Text shown:
In Wisconsin, will Walker's reelection bid serve as conservatism's next test?

Wisconsin has undergone a wholesale reinvention during Scott Walker's two previous terms. This next election will determine if Democrats can mount a comeback in the Rust Belt.

Gov. Scott Walker addresses supporters, Nov. 7, 2017, at Mid-State Equipment in Janesville, Wis.

Angela Major/The Janesville Gazette/AP

November 8, 2017

Of all the states Hillary Clinton lost, perhaps none was as shocking as Wisconsin, with its long history of progressive politics.

But in retrospect, it shouldn’t have been.

While Democrats still outnumber Republicans here overall, that’s not the case among elected officials. From the legislature to the governorship, from the attorney general to the secretary of natural resources, the state is almost entirely controlled by Republicans – who, for the better part of a decade, have been steadily remaking it in their image.

Scott Walker won the governorship here as part of a nationwide Republican wave in 2010, and immediately set about turning the state’s finances around, eliminating a projected $3.6 billion deficit without raising taxes, by cutting funding for everything from schools to environmental research.

In the process, Wisconsin, one of the first states to introduce income taxes and elect Socialist politicians, has undergone a wholesale reinvention – shifting from a model of government largesse to one of individual responsibility and accountability.

Given exercise: Write out the stretch of the article on Scott Walker's reelection bid from "Wisconsin has undergone" through "in Janesville, Wis.", word for word.

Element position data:

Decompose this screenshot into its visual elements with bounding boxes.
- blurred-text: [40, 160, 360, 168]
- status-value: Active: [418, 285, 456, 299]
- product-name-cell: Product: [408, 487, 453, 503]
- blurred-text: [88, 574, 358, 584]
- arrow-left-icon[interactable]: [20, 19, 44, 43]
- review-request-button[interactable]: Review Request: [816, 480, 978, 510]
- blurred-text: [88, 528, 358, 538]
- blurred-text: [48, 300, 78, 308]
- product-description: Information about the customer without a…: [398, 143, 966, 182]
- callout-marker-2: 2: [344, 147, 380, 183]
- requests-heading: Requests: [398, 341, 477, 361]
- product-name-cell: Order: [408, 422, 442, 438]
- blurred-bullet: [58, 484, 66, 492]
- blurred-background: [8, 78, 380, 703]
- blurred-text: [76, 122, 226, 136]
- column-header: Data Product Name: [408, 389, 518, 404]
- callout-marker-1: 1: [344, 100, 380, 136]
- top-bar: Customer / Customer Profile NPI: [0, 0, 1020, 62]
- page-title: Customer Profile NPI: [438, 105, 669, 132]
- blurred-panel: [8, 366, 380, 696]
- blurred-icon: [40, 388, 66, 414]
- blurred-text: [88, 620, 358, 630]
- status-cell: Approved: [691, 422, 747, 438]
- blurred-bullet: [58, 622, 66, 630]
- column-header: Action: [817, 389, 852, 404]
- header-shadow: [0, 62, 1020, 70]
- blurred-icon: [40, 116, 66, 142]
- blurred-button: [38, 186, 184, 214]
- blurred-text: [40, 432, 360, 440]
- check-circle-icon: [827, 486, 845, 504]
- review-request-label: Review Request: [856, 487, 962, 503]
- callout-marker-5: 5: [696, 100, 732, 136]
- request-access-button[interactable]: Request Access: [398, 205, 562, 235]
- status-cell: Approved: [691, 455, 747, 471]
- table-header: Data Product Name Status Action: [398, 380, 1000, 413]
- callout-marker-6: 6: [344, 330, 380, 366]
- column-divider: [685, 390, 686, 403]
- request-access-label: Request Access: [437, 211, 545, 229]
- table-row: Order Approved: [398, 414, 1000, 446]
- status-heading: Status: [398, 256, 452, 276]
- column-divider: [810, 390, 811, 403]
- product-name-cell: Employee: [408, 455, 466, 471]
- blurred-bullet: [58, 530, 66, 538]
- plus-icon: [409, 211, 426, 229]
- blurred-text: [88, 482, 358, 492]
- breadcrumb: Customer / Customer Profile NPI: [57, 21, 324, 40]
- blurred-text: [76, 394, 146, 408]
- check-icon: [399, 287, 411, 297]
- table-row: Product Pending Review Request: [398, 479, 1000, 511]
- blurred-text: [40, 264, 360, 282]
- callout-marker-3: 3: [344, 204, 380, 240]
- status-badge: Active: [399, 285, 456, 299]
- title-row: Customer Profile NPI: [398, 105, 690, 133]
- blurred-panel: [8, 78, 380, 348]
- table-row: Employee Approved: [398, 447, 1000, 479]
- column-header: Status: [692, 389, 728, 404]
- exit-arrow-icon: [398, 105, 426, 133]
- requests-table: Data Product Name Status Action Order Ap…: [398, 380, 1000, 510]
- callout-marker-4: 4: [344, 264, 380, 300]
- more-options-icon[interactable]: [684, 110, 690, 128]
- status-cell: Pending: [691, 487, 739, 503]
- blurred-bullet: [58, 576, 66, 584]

Output of the exercise:
Wisconsin has undergone a wholesale reinvention during Scott Walker's two previous terms. This next election will determine if Democrats can mount a comeback in the Rust Belt.

Gov. Scott Walker addresses supporters, Nov. 7, 2017, at Mid-State Equipment in Janesville, Wis.